Written exercise: Every line must be returned precisely as it is written.

Provided material:
• • • • • • •

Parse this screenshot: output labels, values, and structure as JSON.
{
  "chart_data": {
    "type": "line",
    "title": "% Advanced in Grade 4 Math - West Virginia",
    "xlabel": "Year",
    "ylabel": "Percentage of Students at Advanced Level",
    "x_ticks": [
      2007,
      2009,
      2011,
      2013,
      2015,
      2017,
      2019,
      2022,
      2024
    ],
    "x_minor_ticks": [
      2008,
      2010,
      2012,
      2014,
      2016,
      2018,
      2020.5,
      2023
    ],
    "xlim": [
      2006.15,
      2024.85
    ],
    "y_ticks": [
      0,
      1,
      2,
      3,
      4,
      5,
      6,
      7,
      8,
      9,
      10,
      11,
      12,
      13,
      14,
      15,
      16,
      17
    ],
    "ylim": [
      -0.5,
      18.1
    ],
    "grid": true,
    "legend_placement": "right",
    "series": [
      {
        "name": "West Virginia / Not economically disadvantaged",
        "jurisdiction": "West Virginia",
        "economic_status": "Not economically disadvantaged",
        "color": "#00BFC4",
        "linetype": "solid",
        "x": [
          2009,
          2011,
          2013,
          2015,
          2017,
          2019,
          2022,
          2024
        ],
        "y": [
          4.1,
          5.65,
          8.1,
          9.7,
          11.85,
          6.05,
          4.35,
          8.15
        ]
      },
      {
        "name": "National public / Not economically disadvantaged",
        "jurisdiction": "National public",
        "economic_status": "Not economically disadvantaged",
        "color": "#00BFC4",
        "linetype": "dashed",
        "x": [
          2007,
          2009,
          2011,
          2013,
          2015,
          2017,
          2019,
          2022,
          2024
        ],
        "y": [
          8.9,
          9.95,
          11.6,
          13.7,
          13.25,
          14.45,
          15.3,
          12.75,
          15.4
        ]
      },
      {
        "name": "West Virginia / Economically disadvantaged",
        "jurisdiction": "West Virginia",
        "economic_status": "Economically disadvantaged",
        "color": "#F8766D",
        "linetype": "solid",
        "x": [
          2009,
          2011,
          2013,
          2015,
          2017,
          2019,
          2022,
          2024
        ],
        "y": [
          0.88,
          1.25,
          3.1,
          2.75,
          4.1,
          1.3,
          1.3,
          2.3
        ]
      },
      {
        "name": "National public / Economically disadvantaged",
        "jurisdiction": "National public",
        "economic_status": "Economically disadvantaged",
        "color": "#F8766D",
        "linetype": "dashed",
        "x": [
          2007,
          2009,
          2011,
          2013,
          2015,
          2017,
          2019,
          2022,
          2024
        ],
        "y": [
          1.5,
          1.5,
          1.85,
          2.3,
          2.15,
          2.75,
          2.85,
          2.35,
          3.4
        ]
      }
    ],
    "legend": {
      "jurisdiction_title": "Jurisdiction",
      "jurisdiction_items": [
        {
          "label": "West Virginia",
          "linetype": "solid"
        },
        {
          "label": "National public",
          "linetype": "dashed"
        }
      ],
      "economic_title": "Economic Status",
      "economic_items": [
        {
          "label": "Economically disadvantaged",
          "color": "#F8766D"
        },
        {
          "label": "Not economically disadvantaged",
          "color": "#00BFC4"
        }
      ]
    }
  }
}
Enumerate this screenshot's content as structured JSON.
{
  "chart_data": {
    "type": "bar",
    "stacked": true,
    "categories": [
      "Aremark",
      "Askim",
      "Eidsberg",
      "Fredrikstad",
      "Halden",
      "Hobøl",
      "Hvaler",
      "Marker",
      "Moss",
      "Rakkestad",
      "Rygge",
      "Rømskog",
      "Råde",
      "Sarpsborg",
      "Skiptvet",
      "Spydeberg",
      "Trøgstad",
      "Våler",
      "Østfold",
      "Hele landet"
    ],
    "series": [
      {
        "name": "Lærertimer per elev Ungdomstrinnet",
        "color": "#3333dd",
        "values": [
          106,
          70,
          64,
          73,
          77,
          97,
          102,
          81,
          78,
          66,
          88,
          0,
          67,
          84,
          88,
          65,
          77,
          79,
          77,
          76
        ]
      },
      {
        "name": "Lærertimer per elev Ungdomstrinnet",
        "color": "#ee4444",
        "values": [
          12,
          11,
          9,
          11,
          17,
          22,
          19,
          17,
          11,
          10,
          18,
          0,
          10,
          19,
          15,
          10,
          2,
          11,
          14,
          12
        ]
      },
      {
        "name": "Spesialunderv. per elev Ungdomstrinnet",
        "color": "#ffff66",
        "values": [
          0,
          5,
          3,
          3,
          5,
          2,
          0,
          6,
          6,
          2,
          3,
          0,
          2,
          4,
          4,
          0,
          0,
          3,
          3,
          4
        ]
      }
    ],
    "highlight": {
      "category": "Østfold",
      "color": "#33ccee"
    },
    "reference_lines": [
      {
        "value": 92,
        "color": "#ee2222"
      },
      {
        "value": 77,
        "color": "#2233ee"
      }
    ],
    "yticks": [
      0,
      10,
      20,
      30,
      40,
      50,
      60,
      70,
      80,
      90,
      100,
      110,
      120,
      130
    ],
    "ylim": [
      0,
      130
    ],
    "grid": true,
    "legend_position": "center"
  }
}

• • • • • • •

Completed task:
Parse this screenshot: output labels, values, and structure as JSON.
{
  "chart_data": {
    "type": "line",
    "title": "% Advanced in Grade 4 Math - West Virginia",
    "xlabel": "Year",
    "ylabel": "Percentage of Students at Advanced Level",
    "x_ticks": [
      2007,
      2009,
      2011,
      2013,
      2015,
      2017,
      2019,
      2022,
      2024
    ],
    "x_minor_ticks": [
      2008,
      2010,
      2012,
      2014,
      2016,
      2018,
      2020.5,
      2023
    ],
    "xlim": [
      2006.15,
      2024.85
    ],
    "y_ticks": [
      0,
      1,
      2,
      3,
      4,
      5,
      6,
      7,
      8,
      9,
      10,
      11,
      12,
      13,
      14,
      15,
      16,
      17
    ],
    "ylim": [
      -0.5,
      18.1
    ],
    "grid": true,
    "legend_placement": "right",
    "series": [
      {
        "name": "West Virginia / Not economically disadvantaged",
        "jurisdiction": "West Virginia",
        "economic_status": "Not economically disadvantaged",
        "color": "#00BFC4",
        "linetype": "solid",
        "x": [
          2009,
          2011,
          2013,
          2015,
          2017,
          2019,
          2022,
          2024
        ],
        "y": [
          4.1,
          5.65,
          8.1,
          9.7,
          11.85,
          6.05,
          4.35,
          8.15
        ]
      },
      {
        "name": "National public / Not economically disadvantaged",
        "jurisdiction": "National public",
        "economic_status": "Not economically disadvantaged",
        "color": "#00BFC4",
        "linetype": "dashed",
        "x": [
          2007,
          2009,
          2011,
          2013,
          2015,
          2017,
          2019,
          2022,
          2024
        ],
        "y": [
          8.9,
          9.95,
          11.6,
          13.7,
          13.25,
          14.45,
          15.3,
          12.75,
          15.4
        ]
      },
      {
        "name": "West Virginia / Economically disadvantaged",
        "jurisdiction": "West Virginia",
        "economic_status": "Economically disadvantaged",
        "color": "#F8766D",
        "linetype": "solid",
        "x": [
          2009,
          2011,
          2013,
          2015,
          2017,
          2019,
          2022,
          2024
        ],
        "y": [
          0.88,
          1.25,
          3.1,
          2.75,
          4.1,
          1.3,
          1.3,
          2.3
        ]
      },
      {
        "name": "National public / Economically disadvantaged",
        "jurisdiction": "National public",
        "economic_status": "Economically disadvantaged",
        "color": "#F8766D",
        "linetype": "dashed",
        "x": [
          2007,
          2009,
          2011,
          2013,
          2015,
          2017,
          2019,
          2022,
          2024
        ],
        "y": [
          1.5,
          1.5,
          1.85,
          2.3,
          2.15,
          2.75,
          2.85,
          2.35,
          3.4
        ]
      }
    ],
    "legend": {
      "jurisdiction_title": "Jurisdiction",
      "jurisdiction_items": [
        {
          "label": "West Virginia",
          "linetype": "solid"
        },
        {
          "label": "National public",
          "linetype": "dashed"
        }
      ],
      "economic_title": "Economic Status",
      "economic_items": [
        {
          "label": "Economically disadvantaged",
          "color": "#F8766D"
        },
        {
          "label": "Not economically disadvantaged",
          "color": "#00BFC4"
        }
      ]
    }
  }
}
Enumerate this screenshot's content as structured JSON.
{
  "chart_data": {
    "type": "bar",
    "stacked": true,
    "categories": [
      "Aremark",
      "Askim",
      "Eidsberg",
      "Fredrikstad",
      "Halden",
      "Hobøl",
      "Hvaler",
      "Marker",
      "Moss",
      "Rakkestad",
      "Rygge",
      "Rømskog",
      "Råde",
      "Sarpsborg",
      "Skiptvet",
      "Spydeberg",
      "Trøgstad",
      "Våler",
      "Østfold",
      "Hele landet"
    ],
    "series": [
      {
        "name": "Lærertimer per elev Ungdomstrinnet",
        "color": "#3333dd",
        "values": [
          106,
          70,
          64,
          73,
          77,
          97,
          102,
          81,
          78,
          66,
          88,
          0,
          67,
          84,
          88,
          65,
          77,
          79,
          77,
          76
        ]
      },
      {
        "name": "Lærertimer per elev Ungdomstrinnet",
        "color": "#ee4444",
        "values": [
          12,
          11,
          9,
          11,
          17,
          22,
          19,
          17,
          11,
          10,
          18,
          0,
          10,
          19,
          15,
          10,
          2,
          11,
          14,
          12
        ]
      },
      {
        "name": "Spesialunderv. per elev Ungdomstrinnet",
        "color": "#ffff66",
        "values": [
          0,
          5,
          3,
          3,
          5,
          2,
          0,
          6,
          6,
          2,
          3,
          0,
          2,
          4,
          4,
          0,
          0,
          3,
          3,
          4
        ]
      }
    ],
    "highlight": {
      "category": "Østfold",
      "color": "#33ccee"
    },
    "reference_lines": [
      {
        "value": 92,
        "color": "#ee2222"
      },
      {
        "value": 77,
        "color": "#2233ee"
      }
    ],
    "yticks": [
      0,
      10,
      20,
      30,
      40,
      50,
      60,
      70,
      80,
      90,
      100,
      110,
      120,
      130
    ],
    "ylim": [
      0,
      130
    ],
    "grid": true,
    "legend_position": "center"
  }
}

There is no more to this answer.